* WHAT YOU HAVE TO DO:
Read the material below. Count the lines containing "structured" and give that count alone.

* GIVEN RECORDS:
==*==

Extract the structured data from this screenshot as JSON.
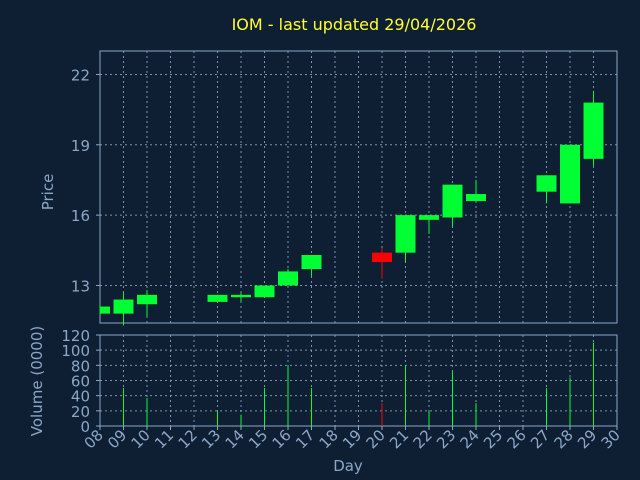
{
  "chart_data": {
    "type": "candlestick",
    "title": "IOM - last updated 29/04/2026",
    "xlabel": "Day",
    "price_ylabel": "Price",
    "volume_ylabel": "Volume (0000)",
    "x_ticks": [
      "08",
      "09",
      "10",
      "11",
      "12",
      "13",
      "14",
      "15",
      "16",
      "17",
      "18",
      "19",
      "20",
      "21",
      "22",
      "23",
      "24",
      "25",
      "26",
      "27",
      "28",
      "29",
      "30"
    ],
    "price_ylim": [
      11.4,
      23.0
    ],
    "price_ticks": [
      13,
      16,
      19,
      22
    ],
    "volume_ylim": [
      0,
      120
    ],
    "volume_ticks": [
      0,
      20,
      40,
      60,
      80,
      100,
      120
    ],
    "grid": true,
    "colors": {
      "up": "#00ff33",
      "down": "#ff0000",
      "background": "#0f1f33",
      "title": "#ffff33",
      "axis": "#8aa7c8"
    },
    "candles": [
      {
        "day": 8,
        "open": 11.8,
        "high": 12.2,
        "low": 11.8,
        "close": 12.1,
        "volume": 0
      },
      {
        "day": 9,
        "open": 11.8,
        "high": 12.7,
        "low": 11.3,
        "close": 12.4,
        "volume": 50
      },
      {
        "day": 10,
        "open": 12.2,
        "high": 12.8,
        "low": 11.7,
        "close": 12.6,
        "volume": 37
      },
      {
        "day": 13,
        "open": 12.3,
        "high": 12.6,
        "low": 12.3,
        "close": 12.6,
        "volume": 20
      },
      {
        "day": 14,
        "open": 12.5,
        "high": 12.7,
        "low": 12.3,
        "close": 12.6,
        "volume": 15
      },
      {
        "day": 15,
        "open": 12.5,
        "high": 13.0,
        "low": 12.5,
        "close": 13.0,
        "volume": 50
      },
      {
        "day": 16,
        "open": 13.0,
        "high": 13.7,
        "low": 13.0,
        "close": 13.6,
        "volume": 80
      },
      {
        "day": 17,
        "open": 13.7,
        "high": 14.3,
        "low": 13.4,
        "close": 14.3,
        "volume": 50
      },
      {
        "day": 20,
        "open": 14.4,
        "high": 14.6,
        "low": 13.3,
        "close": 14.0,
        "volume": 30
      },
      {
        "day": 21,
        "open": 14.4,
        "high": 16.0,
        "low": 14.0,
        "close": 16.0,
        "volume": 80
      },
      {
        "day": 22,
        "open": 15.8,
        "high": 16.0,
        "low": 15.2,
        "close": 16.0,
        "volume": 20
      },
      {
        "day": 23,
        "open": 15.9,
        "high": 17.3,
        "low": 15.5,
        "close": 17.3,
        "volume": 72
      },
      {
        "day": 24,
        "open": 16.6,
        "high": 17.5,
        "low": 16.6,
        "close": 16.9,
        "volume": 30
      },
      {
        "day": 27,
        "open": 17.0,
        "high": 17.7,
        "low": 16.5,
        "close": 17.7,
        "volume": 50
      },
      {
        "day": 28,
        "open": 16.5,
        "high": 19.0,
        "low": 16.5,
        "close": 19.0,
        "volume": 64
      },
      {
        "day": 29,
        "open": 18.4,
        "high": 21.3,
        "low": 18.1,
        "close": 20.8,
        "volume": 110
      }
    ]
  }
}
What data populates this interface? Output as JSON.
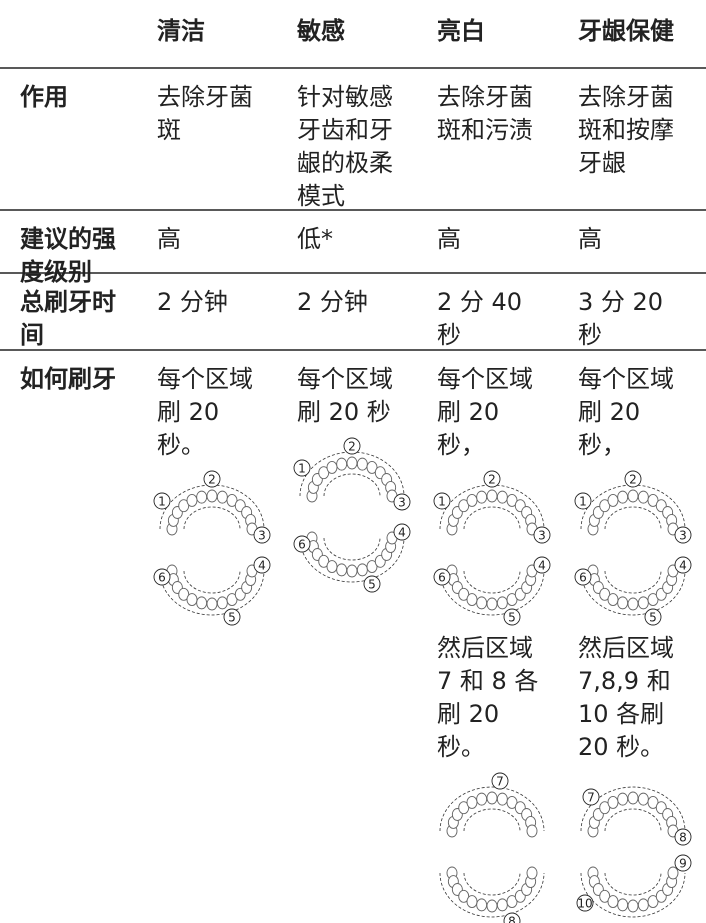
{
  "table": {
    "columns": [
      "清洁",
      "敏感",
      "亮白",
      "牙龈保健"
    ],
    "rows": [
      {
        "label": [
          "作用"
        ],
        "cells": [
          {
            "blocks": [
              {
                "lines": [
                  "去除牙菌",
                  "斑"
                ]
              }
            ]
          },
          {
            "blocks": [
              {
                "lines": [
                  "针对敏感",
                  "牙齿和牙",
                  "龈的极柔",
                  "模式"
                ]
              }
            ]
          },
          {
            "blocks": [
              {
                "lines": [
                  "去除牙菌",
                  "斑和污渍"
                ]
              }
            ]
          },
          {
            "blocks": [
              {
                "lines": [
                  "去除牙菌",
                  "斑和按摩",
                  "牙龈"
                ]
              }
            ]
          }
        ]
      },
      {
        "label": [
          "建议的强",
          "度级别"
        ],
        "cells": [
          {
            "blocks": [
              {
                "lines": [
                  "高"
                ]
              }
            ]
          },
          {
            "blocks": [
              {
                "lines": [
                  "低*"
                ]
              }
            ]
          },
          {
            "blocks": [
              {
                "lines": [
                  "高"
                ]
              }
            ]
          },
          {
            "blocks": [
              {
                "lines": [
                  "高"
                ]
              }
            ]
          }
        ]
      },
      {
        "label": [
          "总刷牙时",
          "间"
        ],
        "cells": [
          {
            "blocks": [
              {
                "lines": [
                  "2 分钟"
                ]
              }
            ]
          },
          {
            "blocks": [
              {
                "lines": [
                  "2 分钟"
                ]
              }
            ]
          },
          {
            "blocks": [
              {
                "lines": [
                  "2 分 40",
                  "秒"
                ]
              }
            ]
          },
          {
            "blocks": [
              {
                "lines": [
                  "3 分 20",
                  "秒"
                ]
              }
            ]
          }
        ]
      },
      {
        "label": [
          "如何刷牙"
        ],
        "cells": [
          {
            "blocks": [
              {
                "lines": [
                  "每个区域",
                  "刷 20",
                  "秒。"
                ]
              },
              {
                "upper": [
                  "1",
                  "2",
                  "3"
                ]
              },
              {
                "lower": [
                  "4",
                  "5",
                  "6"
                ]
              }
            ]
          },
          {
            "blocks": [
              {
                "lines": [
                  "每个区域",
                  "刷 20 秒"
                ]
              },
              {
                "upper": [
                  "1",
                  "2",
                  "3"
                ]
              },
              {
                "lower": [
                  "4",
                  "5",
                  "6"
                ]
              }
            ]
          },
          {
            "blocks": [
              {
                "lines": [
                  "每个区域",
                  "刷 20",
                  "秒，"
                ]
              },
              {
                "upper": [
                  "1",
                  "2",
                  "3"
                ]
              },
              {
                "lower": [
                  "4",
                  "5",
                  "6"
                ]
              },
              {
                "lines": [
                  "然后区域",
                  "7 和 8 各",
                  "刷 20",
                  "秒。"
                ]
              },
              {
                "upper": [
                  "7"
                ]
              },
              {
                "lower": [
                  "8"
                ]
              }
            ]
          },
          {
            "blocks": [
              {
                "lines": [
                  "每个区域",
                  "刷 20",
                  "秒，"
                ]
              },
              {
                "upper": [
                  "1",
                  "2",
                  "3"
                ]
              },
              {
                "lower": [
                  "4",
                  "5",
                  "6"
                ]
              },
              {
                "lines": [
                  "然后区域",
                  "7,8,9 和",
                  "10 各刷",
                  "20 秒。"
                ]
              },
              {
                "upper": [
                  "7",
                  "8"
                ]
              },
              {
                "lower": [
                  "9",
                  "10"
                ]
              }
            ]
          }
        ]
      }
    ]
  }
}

==*==

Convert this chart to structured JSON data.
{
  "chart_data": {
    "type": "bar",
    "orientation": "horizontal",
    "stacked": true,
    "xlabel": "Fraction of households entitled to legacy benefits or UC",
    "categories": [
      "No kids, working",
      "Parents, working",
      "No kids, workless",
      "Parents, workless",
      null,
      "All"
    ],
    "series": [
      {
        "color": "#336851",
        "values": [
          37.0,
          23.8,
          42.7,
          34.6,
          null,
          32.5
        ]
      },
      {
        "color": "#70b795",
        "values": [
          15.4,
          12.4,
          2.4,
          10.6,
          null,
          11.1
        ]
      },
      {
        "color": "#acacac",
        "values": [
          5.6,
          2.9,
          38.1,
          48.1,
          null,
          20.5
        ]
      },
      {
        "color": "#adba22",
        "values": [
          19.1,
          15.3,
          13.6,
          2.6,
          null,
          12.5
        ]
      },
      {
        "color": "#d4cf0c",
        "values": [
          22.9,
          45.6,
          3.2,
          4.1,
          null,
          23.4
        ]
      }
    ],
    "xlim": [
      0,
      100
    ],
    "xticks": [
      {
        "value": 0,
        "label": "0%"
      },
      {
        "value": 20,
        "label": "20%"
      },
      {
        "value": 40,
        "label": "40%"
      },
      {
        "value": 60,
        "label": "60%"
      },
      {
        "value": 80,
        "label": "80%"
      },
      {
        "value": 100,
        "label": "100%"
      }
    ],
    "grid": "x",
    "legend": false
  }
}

==*==

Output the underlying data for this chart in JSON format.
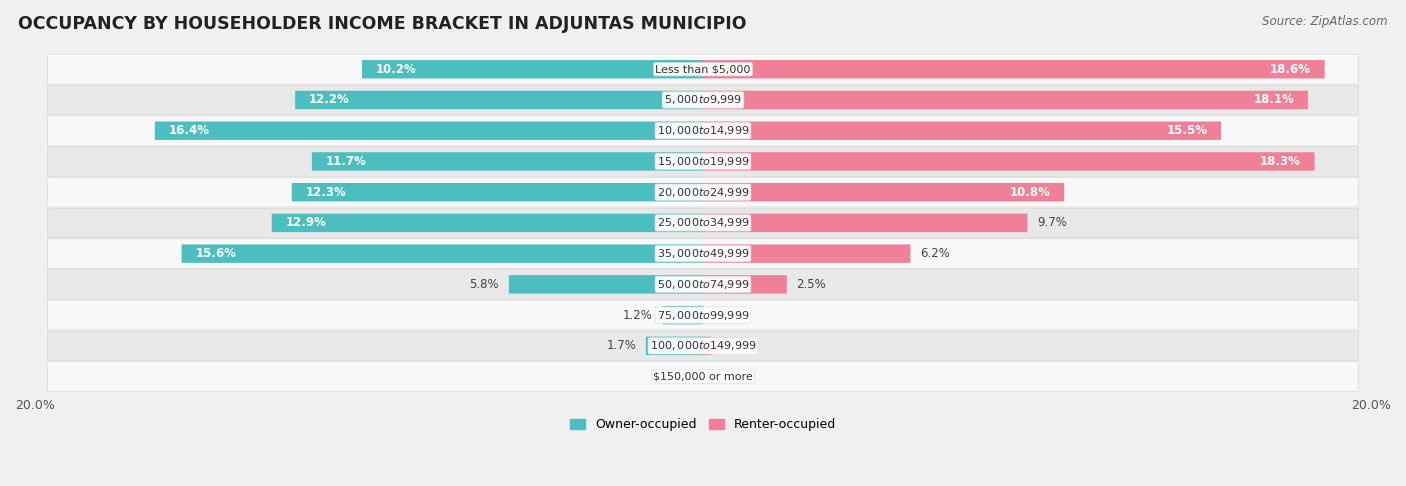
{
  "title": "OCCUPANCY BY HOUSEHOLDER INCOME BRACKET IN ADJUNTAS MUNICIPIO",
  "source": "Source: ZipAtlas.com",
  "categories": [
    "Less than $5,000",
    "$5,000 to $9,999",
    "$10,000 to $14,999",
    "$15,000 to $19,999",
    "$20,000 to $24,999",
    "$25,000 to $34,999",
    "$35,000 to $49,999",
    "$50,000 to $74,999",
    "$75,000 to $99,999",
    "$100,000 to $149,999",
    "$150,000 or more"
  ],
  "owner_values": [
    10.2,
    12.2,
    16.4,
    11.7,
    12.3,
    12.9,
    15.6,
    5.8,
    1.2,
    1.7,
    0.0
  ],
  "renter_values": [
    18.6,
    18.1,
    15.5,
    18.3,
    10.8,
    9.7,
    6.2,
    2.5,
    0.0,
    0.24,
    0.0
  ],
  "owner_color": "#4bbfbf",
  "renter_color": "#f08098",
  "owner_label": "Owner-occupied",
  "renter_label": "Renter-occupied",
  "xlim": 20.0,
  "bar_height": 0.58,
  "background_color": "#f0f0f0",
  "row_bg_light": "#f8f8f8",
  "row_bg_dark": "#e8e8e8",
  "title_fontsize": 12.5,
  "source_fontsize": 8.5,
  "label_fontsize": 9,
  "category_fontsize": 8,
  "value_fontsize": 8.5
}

==*==

* TASK ANSWER:
2